Exercise details
Report every line in the listing that contains the string "name".

Figure dataset records

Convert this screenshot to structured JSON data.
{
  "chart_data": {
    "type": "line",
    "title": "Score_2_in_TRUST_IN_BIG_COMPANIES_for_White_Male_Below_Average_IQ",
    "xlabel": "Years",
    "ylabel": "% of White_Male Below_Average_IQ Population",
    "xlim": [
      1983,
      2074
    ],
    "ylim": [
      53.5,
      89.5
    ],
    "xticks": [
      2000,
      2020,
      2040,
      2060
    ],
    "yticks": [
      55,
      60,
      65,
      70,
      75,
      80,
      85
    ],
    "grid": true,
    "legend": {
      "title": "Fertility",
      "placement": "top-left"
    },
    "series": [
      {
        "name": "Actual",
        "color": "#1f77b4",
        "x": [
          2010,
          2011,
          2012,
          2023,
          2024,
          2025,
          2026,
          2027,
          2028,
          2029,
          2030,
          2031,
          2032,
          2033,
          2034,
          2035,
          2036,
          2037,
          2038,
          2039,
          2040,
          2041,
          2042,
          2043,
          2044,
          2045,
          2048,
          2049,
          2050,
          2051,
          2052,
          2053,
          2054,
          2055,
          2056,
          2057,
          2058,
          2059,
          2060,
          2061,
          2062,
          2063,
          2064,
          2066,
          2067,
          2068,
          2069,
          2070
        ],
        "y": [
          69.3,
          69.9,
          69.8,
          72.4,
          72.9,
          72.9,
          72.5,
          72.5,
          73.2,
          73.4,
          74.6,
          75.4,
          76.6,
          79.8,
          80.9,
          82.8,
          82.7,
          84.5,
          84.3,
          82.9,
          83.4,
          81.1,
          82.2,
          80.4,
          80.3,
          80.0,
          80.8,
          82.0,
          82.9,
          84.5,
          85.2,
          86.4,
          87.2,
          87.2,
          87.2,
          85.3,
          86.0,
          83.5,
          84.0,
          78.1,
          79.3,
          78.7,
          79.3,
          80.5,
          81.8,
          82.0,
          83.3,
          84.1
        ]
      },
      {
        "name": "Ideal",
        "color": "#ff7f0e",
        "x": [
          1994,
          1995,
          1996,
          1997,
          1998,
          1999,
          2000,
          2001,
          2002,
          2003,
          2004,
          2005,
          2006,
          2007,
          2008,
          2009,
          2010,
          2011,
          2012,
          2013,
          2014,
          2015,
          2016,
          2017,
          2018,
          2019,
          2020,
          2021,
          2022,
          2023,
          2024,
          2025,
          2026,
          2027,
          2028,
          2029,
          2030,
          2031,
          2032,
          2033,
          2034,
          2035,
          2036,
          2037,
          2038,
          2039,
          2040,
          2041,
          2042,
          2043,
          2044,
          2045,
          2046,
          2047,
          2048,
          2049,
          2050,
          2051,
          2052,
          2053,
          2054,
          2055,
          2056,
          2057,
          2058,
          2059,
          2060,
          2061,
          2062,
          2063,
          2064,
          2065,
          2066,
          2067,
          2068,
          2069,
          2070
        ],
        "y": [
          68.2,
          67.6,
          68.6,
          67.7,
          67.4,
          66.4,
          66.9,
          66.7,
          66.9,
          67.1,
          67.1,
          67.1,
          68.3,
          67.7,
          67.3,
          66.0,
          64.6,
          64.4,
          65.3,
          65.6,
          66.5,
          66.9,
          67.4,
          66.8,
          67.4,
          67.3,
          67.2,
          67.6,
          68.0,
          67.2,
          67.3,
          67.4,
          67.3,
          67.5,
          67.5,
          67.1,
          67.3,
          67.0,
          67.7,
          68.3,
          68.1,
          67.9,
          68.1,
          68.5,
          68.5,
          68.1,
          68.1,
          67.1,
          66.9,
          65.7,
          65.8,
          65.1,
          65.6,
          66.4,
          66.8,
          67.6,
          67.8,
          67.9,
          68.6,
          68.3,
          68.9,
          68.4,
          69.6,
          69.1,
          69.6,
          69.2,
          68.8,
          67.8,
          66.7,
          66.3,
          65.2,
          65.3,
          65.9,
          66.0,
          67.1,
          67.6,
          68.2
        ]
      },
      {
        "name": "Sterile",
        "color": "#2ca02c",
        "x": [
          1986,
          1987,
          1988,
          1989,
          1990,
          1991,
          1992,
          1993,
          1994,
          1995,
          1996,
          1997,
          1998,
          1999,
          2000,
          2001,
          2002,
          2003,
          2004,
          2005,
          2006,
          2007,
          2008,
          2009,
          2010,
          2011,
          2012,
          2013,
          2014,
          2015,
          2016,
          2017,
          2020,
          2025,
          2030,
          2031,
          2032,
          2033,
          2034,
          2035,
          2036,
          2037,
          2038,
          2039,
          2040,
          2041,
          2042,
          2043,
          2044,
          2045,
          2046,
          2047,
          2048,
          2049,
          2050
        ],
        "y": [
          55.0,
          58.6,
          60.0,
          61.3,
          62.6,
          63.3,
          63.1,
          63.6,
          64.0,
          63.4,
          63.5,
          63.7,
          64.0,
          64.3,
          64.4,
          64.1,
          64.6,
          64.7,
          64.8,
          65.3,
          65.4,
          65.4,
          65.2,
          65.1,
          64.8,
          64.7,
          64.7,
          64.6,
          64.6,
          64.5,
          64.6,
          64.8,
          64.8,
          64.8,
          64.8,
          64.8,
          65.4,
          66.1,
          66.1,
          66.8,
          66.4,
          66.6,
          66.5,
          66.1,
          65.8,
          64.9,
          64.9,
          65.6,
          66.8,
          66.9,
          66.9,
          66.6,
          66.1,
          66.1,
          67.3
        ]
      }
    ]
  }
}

Exercise response
        "name": "Actual",
        "name": "Ideal",
        "name": "Sterile",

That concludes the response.